_Source document_.
Even computer experts can’t agree on Internet privacy, and no wonder: one person’s Facebook feed is another’s privacy nightmare. If you’re trying to sort it out for yourself, why not start with these nice, safe, paper-bound library books? We don’t track your usage and libraries have historically protected their patrons’ right to privacy, too! Unless you’d prefer to read them on your Kindle, of course. That is probably a little more convenient. But then, well, don’t blame us when your relationship with Amazon.com gets a little more awkward.

 

1538975Dragnet Nation: a quest for privacy, security, and freedom in a world of relentless surveillance by Julia Angwin

Ever notice how Amazon’s suggestions and Facebook’s banner ads seem to be spookily tailored to your online experience? Julia Angwin did. To try and shake the digital eyes watching her, she embarked on a personal experiment intended to remove her from online tracking, cell phone location tracking, and even tracking by the federal government.

_Data supplied_.
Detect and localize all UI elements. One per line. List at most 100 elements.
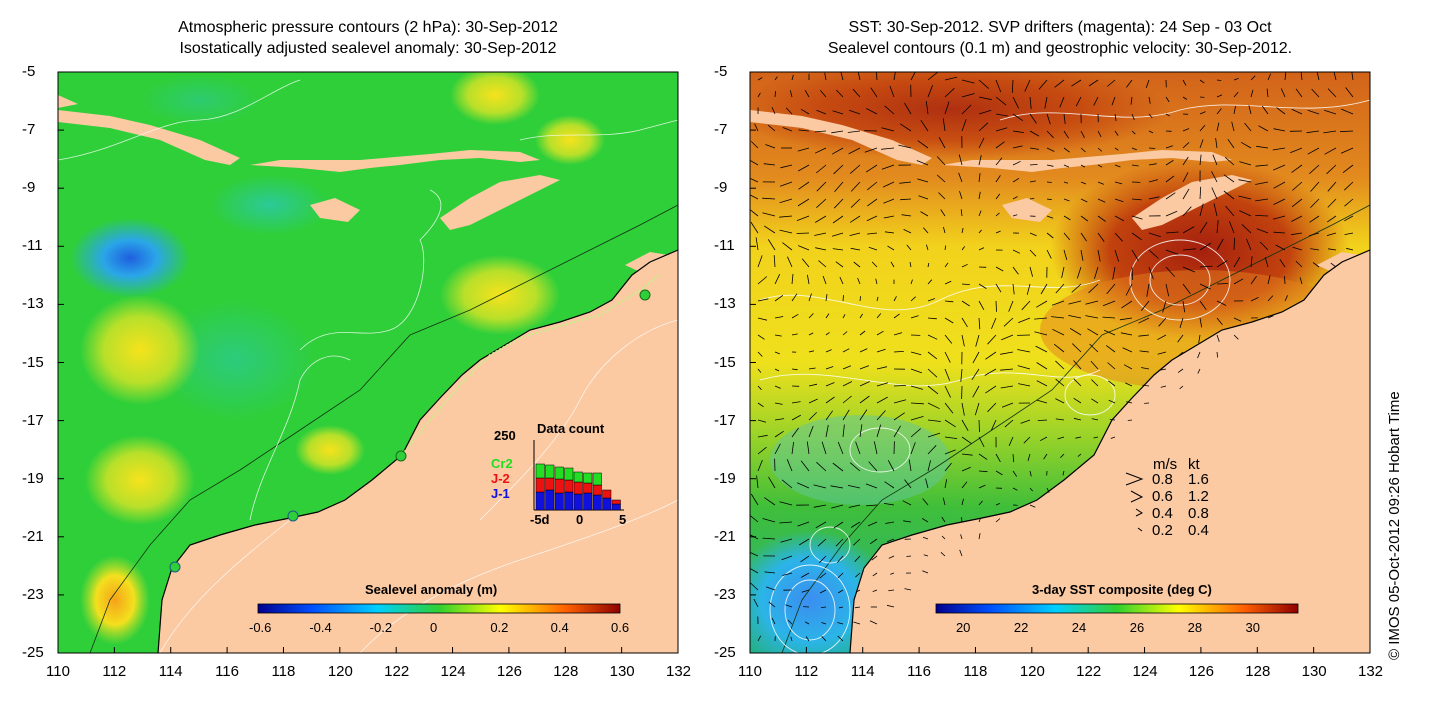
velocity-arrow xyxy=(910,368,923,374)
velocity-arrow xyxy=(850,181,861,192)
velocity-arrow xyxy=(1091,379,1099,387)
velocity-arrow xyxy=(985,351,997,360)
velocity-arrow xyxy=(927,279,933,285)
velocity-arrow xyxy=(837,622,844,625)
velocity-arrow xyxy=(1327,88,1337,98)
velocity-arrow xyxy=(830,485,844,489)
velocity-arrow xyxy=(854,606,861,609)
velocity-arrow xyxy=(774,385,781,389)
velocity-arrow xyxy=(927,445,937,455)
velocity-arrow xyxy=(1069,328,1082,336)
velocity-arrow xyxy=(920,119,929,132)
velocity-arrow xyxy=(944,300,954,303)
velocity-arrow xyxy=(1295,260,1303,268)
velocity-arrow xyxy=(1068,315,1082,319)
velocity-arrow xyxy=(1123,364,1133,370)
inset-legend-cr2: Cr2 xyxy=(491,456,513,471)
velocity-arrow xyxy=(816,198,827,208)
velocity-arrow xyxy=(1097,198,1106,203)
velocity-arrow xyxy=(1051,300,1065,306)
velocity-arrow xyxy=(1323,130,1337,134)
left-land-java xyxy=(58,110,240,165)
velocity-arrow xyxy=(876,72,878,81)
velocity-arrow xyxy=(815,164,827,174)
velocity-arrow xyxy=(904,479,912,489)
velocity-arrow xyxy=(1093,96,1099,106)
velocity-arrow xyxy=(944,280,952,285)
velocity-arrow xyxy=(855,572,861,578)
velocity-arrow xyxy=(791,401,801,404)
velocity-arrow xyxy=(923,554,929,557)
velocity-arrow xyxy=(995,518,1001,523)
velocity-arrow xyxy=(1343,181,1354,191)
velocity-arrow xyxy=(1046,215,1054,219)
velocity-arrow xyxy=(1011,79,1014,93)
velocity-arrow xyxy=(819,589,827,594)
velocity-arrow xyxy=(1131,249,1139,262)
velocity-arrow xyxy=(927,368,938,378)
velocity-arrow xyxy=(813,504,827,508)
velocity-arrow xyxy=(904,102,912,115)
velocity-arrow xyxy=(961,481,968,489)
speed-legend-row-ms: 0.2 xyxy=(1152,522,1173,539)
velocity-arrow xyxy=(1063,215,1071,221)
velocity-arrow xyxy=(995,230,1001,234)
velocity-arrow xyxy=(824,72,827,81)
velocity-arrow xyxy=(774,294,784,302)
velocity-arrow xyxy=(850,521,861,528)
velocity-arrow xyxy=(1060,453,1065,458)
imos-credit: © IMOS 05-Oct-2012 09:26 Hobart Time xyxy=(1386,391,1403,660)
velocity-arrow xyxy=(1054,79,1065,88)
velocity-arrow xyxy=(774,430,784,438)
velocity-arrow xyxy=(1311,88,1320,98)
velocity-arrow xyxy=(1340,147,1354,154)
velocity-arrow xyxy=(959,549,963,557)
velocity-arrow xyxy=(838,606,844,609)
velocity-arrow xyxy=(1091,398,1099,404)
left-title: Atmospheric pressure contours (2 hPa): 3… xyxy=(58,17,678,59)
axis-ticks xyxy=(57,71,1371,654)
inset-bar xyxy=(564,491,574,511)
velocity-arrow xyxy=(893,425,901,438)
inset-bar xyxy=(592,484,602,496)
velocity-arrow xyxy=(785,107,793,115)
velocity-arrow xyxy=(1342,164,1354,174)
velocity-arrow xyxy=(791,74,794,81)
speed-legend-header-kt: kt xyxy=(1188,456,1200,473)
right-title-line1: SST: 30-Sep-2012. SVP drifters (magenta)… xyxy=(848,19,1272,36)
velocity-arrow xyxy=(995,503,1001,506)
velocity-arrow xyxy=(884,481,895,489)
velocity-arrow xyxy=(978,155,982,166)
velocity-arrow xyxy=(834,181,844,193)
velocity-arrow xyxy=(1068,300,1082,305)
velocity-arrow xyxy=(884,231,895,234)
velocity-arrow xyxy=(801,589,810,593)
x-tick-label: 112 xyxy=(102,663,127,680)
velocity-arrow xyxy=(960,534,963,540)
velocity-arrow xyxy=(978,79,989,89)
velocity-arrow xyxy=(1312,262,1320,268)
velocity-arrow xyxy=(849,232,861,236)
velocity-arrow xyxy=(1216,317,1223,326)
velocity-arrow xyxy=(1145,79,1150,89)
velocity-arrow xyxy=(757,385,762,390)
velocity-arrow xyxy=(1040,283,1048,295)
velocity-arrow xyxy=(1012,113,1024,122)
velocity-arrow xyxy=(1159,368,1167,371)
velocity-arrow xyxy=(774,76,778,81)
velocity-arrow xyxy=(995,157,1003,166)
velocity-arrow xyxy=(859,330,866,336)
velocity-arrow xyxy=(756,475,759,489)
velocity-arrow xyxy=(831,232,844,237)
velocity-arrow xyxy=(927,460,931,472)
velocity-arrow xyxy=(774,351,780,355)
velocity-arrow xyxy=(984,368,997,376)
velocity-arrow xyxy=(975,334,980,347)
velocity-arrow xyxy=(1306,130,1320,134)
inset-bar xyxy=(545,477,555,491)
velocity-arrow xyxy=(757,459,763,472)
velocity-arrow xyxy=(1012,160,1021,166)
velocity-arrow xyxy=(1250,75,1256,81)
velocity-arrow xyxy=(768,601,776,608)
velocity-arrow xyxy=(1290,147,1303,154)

--

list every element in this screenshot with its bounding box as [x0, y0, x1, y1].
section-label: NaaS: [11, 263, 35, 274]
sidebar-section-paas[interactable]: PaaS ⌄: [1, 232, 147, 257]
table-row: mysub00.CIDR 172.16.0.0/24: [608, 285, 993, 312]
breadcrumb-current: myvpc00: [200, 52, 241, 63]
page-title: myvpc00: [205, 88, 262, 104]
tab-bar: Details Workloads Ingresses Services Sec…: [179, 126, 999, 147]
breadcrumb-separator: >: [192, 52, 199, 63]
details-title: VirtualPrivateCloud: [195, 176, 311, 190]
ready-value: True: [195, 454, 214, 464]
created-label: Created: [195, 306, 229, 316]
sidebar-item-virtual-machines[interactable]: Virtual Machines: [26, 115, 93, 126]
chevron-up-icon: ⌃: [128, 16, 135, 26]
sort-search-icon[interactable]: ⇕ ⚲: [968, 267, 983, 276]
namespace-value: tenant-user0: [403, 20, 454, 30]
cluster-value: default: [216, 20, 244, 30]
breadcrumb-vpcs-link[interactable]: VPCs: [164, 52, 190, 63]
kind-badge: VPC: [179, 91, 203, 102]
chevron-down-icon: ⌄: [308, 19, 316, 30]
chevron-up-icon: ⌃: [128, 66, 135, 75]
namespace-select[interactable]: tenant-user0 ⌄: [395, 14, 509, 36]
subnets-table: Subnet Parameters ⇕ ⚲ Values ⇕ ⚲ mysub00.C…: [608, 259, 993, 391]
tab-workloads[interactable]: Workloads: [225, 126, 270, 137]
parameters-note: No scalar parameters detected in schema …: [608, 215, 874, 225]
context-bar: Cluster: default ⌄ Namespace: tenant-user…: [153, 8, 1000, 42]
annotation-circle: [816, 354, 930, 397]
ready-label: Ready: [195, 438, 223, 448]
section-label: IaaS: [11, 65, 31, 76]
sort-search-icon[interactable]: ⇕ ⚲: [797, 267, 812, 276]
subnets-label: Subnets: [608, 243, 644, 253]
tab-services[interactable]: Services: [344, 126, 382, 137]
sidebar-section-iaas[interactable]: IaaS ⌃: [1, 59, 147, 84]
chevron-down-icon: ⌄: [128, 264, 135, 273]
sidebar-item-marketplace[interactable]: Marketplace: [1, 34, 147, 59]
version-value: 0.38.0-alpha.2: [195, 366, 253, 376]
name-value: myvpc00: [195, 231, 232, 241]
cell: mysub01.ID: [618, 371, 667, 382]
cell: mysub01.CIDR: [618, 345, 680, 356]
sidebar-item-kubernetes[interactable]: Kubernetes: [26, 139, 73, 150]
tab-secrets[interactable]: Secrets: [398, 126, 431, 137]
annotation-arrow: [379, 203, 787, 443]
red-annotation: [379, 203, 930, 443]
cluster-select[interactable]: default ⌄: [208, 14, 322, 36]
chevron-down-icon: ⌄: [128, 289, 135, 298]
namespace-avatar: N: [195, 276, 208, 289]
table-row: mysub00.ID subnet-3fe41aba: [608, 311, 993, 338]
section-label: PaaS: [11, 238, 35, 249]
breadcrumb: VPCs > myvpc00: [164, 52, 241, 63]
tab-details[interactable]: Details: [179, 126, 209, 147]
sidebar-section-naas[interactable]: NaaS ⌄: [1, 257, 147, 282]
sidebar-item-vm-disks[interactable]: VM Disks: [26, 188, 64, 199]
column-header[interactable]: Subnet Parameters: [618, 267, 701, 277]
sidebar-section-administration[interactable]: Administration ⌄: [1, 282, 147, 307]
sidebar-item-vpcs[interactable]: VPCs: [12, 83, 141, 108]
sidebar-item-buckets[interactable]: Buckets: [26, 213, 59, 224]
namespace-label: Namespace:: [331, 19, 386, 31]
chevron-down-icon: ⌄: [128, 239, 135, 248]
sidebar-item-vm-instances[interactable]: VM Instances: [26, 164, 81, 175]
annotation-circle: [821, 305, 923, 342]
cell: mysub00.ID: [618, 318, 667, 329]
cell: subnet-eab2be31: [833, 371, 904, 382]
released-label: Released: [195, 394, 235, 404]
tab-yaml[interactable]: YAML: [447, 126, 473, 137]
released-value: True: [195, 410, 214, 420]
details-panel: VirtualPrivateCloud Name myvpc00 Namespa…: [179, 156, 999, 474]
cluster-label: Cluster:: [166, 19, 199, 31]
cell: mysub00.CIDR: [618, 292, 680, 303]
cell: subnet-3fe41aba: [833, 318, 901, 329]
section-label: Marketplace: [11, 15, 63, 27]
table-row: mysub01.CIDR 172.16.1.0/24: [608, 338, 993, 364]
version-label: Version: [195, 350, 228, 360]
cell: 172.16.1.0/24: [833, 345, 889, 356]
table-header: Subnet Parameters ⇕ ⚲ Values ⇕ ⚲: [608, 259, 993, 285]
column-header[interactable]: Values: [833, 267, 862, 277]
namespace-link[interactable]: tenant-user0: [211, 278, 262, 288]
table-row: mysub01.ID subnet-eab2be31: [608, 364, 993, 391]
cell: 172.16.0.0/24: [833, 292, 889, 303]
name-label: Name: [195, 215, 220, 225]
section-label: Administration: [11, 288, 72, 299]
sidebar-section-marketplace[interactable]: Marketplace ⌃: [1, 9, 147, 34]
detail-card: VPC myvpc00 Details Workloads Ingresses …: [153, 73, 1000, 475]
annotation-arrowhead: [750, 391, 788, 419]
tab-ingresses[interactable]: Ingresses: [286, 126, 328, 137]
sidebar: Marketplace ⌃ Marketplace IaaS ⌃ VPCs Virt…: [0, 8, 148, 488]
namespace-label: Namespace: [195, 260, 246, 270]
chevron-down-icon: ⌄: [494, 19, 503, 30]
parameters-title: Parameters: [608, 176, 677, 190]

_To be done_.
a – Retype the passage on Internet privacy word for word, starting at "1538975Dragnet Nation: a" and ending at "the federal government.".
b – In the first listing, take the lines starting at the one containing "velocity-arrow xyxy=(910,368,923,374)" and ending at the one containing "velocity-arrow xyxy=(1323,130,1337,134)", and change "velocity-arrow" to "motion-vector" throughout them, leaving everything else the same. Return only those lines.
The passage on Internet privacy has no connection to either listing.

_Task solutions_.
a –
1538975Dragnet Nation: a quest for privacy, security, and freedom in a world of relentless surveillance by Julia Angwin

Ever notice how Amazon’s suggestions and Facebook’s banner ads seem to be spookily tailored to your online experience? Julia Angwin did. To try and shake the digital eyes watching her, she embarked on a personal experiment intended to remove her from online tracking, cell phone location tracking, and even tracking by the federal government.

b –
motion-vector xyxy=(910,368,923,374)
motion-vector xyxy=(850,181,861,192)
motion-vector xyxy=(1091,379,1099,387)
motion-vector xyxy=(985,351,997,360)
motion-vector xyxy=(927,279,933,285)
motion-vector xyxy=(837,622,844,625)
motion-vector xyxy=(1327,88,1337,98)
motion-vector xyxy=(830,485,844,489)
motion-vector xyxy=(854,606,861,609)
motion-vector xyxy=(774,385,781,389)
motion-vector xyxy=(927,445,937,455)
motion-vector xyxy=(1069,328,1082,336)
motion-vector xyxy=(920,119,929,132)
motion-vector xyxy=(944,300,954,303)
motion-vector xyxy=(1295,260,1303,268)
motion-vector xyxy=(1068,315,1082,319)
motion-vector xyxy=(1123,364,1133,370)
inset-legend-cr2: Cr2 xyxy=(491,456,513,471)
motion-vector xyxy=(816,198,827,208)
motion-vector xyxy=(1097,198,1106,203)
motion-vector xyxy=(1051,300,1065,306)
motion-vector xyxy=(1323,130,1337,134)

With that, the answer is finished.